#### Extracted entries ####

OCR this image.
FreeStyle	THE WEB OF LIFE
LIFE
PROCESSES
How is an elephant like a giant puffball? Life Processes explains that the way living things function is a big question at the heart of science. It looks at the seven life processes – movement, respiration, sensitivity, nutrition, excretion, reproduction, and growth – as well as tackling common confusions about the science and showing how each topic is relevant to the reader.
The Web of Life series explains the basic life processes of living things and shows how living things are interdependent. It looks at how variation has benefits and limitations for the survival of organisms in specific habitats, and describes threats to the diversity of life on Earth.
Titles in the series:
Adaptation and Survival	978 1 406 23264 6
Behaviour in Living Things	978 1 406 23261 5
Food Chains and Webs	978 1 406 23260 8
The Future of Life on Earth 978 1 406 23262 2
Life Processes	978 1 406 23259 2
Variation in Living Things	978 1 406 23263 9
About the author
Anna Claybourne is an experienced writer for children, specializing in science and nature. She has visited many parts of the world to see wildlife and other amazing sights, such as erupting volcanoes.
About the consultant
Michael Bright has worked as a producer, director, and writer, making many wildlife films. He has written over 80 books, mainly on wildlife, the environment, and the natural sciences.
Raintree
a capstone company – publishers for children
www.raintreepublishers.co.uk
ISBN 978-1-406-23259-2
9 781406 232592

####

▶ **Goal**
Above are some records; repeat all of them exactly.

▶ **Task result**
OCR this image.
FreeStyle	THE WEB OF LIFE
LIFE
PROCESSES
How is an elephant like a giant puffball? Life Processes explains that the way living things function is a big question at the heart of science. It looks at the seven life processes – movement, respiration, sensitivity, nutrition, excretion, reproduction, and growth – as well as tackling common confusions about the science and showing how each topic is relevant to the reader.
The Web of Life series explains the basic life processes of living things and shows how living things are interdependent. It looks at how variation has benefits and limitations for the survival of organisms in specific habitats, and describes threats to the diversity of life on Earth.
Titles in the series:
Adaptation and Survival	978 1 406 23264 6
Behaviour in Living Things	978 1 406 23261 5
Food Chains and Webs	978 1 406 23260 8
The Future of Life on Earth 978 1 406 23262 2
Life Processes	978 1 406 23259 2
Variation in Living Things	978 1 406 23263 9
About the author
Anna Claybourne is an experienced writer for children, specializing in science and nature. She has visited many parts of the world to see wildlife and other amazing sights, such as erupting volcanoes.
About the consultant
Michael Bright has worked as a producer, director, and writer, making many wildlife films. He has written over 80 books, mainly on wildlife, the environment, and the natural sciences.
Raintree
a capstone company – publishers for children
www.raintreepublishers.co.uk
ISBN 978-1-406-23259-2
9 781406 232592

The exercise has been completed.